* [Required task]
Would you return the complete listing below word for word?

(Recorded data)
============

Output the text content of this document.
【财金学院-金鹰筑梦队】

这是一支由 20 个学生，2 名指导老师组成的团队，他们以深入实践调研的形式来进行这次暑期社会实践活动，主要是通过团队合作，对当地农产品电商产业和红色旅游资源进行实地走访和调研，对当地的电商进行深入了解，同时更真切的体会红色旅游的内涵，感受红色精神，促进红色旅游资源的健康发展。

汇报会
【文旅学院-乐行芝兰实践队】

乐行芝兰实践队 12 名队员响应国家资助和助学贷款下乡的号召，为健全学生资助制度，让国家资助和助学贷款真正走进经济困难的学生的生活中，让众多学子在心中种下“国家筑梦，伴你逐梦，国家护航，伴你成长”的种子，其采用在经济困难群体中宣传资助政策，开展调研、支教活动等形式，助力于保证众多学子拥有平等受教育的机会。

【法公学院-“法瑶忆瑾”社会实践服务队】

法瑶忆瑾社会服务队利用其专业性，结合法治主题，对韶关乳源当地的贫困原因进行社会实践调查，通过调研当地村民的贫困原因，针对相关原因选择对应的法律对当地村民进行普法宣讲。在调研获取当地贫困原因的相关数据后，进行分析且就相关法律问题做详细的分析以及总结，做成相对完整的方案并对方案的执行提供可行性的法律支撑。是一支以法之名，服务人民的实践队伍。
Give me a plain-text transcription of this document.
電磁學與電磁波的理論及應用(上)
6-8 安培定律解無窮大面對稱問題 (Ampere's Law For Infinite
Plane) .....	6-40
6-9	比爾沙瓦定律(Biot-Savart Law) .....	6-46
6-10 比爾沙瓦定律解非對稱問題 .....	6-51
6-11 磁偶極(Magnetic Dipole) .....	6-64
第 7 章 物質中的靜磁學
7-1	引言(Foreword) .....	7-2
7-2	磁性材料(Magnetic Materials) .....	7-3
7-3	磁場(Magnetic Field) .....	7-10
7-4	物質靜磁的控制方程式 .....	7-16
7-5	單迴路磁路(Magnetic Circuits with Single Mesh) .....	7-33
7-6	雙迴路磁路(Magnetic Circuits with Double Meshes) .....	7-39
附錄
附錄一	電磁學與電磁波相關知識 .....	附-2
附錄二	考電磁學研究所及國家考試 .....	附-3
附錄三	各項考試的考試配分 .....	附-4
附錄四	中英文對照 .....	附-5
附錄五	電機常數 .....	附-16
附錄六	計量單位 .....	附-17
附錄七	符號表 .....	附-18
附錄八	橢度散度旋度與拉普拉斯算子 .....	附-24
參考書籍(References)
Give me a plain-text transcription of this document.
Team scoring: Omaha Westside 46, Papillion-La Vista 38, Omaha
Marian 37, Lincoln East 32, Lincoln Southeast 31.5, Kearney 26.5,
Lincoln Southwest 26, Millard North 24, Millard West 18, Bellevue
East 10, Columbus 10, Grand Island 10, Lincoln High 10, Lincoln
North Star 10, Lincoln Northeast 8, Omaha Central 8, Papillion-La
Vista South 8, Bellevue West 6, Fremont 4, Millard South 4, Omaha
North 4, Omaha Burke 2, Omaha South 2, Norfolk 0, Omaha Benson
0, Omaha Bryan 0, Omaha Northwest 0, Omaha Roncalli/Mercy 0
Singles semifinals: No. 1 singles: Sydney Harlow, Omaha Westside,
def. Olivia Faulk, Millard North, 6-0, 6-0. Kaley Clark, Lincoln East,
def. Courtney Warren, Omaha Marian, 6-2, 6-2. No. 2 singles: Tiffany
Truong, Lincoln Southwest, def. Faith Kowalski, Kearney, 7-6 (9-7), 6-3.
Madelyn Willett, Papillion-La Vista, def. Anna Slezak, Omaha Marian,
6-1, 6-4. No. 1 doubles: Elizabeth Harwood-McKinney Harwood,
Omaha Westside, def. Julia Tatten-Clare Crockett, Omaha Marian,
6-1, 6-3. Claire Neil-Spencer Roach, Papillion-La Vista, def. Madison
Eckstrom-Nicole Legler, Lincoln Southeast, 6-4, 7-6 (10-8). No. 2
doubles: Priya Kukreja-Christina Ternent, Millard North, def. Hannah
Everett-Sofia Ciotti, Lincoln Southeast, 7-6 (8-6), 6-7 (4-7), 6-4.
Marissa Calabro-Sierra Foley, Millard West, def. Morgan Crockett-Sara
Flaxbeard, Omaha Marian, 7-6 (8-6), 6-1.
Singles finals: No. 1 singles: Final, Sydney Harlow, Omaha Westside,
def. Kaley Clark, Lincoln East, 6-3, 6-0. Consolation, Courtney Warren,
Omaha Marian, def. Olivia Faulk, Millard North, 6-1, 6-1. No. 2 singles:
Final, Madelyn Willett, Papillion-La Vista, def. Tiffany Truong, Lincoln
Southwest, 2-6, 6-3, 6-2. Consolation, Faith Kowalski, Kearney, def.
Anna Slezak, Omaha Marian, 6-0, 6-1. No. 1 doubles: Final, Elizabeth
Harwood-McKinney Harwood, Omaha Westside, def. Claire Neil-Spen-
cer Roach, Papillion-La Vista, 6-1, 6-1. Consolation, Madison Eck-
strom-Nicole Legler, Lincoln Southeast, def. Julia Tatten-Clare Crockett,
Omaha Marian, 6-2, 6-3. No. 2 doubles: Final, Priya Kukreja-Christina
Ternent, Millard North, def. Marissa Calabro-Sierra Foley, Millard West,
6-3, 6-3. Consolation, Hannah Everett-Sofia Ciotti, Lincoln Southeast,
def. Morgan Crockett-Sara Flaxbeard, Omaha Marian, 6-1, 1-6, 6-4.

============

* [The completed task]
Output the text content of this document.
【财金学院-金鹰筑梦队】

这是一支由 20 个学生，2 名指导老师组成的团队，他们以深入实践调研的形式来进行这次暑期社会实践活动，主要是通过团队合作，对当地农产品电商产业和红色旅游资源进行实地走访和调研，对当地的电商进行深入了解，同时更真切的体会红色旅游的内涵，感受红色精神，促进红色旅游资源的健康发展。

汇报会
【文旅学院-乐行芝兰实践队】

乐行芝兰实践队 12 名队员响应国家资助和助学贷款下乡的号召，为健全学生资助制度，让国家资助和助学贷款真正走进经济困难的学生的生活中，让众多学子在心中种下“国家筑梦，伴你逐梦，国家护航，伴你成长”的种子，其采用在经济困难群体中宣传资助政策，开展调研、支教活动等形式，助力于保证众多学子拥有平等受教育的机会。

【法公学院-“法瑶忆瑾”社会实践服务队】

法瑶忆瑾社会服务队利用其专业性，结合法治主题，对韶关乳源当地的贫困原因进行社会实践调查，通过调研当地村民的贫困原因，针对相关原因选择对应的法律对当地村民进行普法宣讲。在调研获取当地贫困原因的相关数据后，进行分析且就相关法律问题做详细的分析以及总结，做成相对完整的方案并对方案的执行提供可行性的法律支撑。是一支以法之名，服务人民的实践队伍。
Give me a plain-text transcription of this document.
電磁學與電磁波的理論及應用(上)
6-8 安培定律解無窮大面對稱問題 (Ampere's Law For Infinite
Plane) .....	6-40
6-9	比爾沙瓦定律(Biot-Savart Law) .....	6-46
6-10 比爾沙瓦定律解非對稱問題 .....	6-51
6-11 磁偶極(Magnetic Dipole) .....	6-64
第 7 章 物質中的靜磁學
7-1	引言(Foreword) .....	7-2
7-2	磁性材料(Magnetic Materials) .....	7-3
7-3	磁場(Magnetic Field) .....	7-10
7-4	物質靜磁的控制方程式 .....	7-16
7-5	單迴路磁路(Magnetic Circuits with Single Mesh) .....	7-33
7-6	雙迴路磁路(Magnetic Circuits with Double Meshes) .....	7-39
附錄
附錄一	電磁學與電磁波相關知識 .....	附-2
附錄二	考電磁學研究所及國家考試 .....	附-3
附錄三	各項考試的考試配分 .....	附-4
附錄四	中英文對照 .....	附-5
附錄五	電機常數 .....	附-16
附錄六	計量單位 .....	附-17
附錄七	符號表 .....	附-18
附錄八	橢度散度旋度與拉普拉斯算子 .....	附-24
參考書籍(References)
Give me a plain-text transcription of this document.
Team scoring: Omaha Westside 46, Papillion-La Vista 38, Omaha
Marian 37, Lincoln East 32, Lincoln Southeast 31.5, Kearney 26.5,
Lincoln Southwest 26, Millard North 24, Millard West 18, Bellevue
East 10, Columbus 10, Grand Island 10, Lincoln High 10, Lincoln
North Star 10, Lincoln Northeast 8, Omaha Central 8, Papillion-La
Vista South 8, Bellevue West 6, Fremont 4, Millard South 4, Omaha
North 4, Omaha Burke 2, Omaha South 2, Norfolk 0, Omaha Benson
0, Omaha Bryan 0, Omaha Northwest 0, Omaha Roncalli/Mercy 0
Singles semifinals: No. 1 singles: Sydney Harlow, Omaha Westside,
def. Olivia Faulk, Millard North, 6-0, 6-0. Kaley Clark, Lincoln East,
def. Courtney Warren, Omaha Marian, 6-2, 6-2. No. 2 singles: Tiffany
Truong, Lincoln Southwest, def. Faith Kowalski, Kearney, 7-6 (9-7), 6-3.
Madelyn Willett, Papillion-La Vista, def. Anna Slezak, Omaha Marian,
6-1, 6-4. No. 1 doubles: Elizabeth Harwood-McKinney Harwood,
Omaha Westside, def. Julia Tatten-Clare Crockett, Omaha Marian,
6-1, 6-3. Claire Neil-Spencer Roach, Papillion-La Vista, def. Madison
Eckstrom-Nicole Legler, Lincoln Southeast, 6-4, 7-6 (10-8). No. 2
doubles: Priya Kukreja-Christina Ternent, Millard North, def. Hannah
Everett-Sofia Ciotti, Lincoln Southeast, 7-6 (8-6), 6-7 (4-7), 6-4.
Marissa Calabro-Sierra Foley, Millard West, def. Morgan Crockett-Sara
Flaxbeard, Omaha Marian, 7-6 (8-6), 6-1.
Singles finals: No. 1 singles: Final, Sydney Harlow, Omaha Westside,
def. Kaley Clark, Lincoln East, 6-3, 6-0. Consolation, Courtney Warren,
Omaha Marian, def. Olivia Faulk, Millard North, 6-1, 6-1. No. 2 singles:
Final, Madelyn Willett, Papillion-La Vista, def. Tiffany Truong, Lincoln
Southwest, 2-6, 6-3, 6-2. Consolation, Faith Kowalski, Kearney, def.
Anna Slezak, Omaha Marian, 6-0, 6-1. No. 1 doubles: Final, Elizabeth
Harwood-McKinney Harwood, Omaha Westside, def. Claire Neil-Spen-
cer Roach, Papillion-La Vista, 6-1, 6-1. Consolation, Madison Eck-
strom-Nicole Legler, Lincoln Southeast, def. Julia Tatten-Clare Crockett,
Omaha Marian, 6-2, 6-3. No. 2 doubles: Final, Priya Kukreja-Christina
Ternent, Millard North, def. Marissa Calabro-Sierra Foley, Millard West,
6-3, 6-3. Consolation, Hannah Everett-Sofia Ciotti, Lincoln Southeast,
def. Morgan Crockett-Sara Flaxbeard, Omaha Marian, 6-1, 1-6, 6-4.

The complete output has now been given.